*Material to process*:
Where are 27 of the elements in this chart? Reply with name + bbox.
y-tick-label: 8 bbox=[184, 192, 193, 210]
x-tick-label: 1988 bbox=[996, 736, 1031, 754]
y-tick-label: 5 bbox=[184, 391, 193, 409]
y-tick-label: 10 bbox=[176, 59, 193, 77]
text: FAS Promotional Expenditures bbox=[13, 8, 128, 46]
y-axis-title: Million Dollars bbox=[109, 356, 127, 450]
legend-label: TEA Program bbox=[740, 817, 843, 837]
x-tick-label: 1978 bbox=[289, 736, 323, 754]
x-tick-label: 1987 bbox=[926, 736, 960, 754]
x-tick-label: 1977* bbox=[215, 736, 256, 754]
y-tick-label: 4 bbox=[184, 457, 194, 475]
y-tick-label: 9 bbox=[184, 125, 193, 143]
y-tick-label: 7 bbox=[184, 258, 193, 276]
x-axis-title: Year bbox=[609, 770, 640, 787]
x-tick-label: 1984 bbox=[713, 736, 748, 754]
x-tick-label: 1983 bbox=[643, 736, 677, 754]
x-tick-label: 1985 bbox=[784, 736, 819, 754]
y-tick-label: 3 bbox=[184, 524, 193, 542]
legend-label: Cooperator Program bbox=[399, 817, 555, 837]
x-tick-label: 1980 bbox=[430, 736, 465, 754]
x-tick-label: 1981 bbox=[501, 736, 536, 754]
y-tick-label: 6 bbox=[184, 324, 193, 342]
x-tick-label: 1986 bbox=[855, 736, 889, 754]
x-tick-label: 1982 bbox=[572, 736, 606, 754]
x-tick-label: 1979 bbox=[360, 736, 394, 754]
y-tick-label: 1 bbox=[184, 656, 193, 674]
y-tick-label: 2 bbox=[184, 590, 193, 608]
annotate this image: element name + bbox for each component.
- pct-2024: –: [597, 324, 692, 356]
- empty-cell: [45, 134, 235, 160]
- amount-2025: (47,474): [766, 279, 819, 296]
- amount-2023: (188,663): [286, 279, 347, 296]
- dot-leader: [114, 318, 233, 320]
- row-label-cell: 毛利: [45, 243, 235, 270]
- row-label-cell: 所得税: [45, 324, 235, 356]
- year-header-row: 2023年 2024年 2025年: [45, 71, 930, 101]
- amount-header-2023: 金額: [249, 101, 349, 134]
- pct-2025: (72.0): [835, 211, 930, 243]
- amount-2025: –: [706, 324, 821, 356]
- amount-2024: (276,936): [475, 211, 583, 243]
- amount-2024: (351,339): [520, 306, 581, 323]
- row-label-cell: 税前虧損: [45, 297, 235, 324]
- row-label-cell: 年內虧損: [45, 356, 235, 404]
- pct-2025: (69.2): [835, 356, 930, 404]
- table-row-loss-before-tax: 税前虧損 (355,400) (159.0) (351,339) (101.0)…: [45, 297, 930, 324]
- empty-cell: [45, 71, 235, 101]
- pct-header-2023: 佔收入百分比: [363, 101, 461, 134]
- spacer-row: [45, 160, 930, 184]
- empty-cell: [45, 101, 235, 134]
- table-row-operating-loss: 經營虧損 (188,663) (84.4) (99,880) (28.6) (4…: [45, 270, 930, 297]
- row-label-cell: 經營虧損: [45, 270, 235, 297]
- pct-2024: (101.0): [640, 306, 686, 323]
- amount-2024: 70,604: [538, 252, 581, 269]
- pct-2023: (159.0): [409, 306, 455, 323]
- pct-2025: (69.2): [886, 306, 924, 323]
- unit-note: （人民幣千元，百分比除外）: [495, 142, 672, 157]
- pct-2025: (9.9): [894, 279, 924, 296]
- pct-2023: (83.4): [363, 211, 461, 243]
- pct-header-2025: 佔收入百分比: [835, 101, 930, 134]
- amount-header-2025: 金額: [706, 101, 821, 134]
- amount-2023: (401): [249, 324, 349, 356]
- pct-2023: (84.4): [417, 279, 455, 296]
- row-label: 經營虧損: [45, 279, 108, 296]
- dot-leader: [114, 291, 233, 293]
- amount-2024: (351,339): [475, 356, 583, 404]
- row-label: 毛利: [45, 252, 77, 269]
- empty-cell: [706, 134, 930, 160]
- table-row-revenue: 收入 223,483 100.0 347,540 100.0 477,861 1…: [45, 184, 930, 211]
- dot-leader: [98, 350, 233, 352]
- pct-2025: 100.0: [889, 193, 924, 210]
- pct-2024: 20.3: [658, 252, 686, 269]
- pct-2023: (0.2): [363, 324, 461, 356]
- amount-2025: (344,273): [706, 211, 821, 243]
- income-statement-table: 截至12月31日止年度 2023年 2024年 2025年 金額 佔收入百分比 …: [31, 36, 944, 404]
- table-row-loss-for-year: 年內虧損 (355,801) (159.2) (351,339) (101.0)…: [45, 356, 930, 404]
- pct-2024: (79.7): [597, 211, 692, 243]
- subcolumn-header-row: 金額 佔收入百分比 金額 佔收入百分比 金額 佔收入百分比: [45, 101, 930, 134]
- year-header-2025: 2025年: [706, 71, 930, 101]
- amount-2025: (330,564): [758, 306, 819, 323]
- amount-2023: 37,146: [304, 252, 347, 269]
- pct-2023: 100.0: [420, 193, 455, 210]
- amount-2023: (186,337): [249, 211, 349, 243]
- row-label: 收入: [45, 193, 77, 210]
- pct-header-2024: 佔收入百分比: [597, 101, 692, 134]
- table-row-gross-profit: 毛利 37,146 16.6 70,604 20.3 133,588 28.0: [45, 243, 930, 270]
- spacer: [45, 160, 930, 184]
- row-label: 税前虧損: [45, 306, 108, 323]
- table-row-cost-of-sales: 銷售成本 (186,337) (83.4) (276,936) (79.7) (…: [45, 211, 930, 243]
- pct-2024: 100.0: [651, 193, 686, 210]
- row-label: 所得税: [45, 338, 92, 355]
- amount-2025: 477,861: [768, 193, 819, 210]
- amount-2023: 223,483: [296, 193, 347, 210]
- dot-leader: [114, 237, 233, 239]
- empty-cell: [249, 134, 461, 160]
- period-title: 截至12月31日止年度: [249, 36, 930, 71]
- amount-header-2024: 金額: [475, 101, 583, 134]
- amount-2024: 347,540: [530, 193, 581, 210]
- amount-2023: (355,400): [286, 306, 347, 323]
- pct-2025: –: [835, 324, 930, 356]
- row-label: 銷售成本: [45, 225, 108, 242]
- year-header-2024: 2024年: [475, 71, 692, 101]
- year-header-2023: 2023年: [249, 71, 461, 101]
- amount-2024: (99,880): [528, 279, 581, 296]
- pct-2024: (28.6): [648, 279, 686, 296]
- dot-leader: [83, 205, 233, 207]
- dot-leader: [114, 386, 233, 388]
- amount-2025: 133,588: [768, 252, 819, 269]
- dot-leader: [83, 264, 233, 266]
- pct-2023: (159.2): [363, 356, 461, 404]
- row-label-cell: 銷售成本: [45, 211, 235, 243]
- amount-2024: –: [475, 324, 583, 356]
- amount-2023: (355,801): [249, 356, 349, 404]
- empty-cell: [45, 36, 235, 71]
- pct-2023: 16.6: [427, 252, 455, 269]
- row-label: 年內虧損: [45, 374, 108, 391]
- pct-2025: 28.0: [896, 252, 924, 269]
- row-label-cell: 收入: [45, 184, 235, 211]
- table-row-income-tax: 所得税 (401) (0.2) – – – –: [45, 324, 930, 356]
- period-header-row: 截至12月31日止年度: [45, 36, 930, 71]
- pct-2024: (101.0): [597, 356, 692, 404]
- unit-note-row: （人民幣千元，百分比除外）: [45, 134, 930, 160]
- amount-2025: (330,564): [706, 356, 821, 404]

*What is expected*: Copy the material word for word, starting with its first line and ending with the line that contains "x-tick-label: 1978 bbox=[289, 736, 323, 754]", including both of those lines.

*Result of the exercise*:
Where are 27 of the elements in this chart? Reply with name + bbox.
y-tick-label: 8 bbox=[184, 192, 193, 210]
x-tick-label: 1988 bbox=[996, 736, 1031, 754]
y-tick-label: 5 bbox=[184, 391, 193, 409]
y-tick-label: 10 bbox=[176, 59, 193, 77]
text: FAS Promotional Expenditures bbox=[13, 8, 128, 46]
y-axis-title: Million Dollars bbox=[109, 356, 127, 450]
legend-label: TEA Program bbox=[740, 817, 843, 837]
x-tick-label: 1978 bbox=[289, 736, 323, 754]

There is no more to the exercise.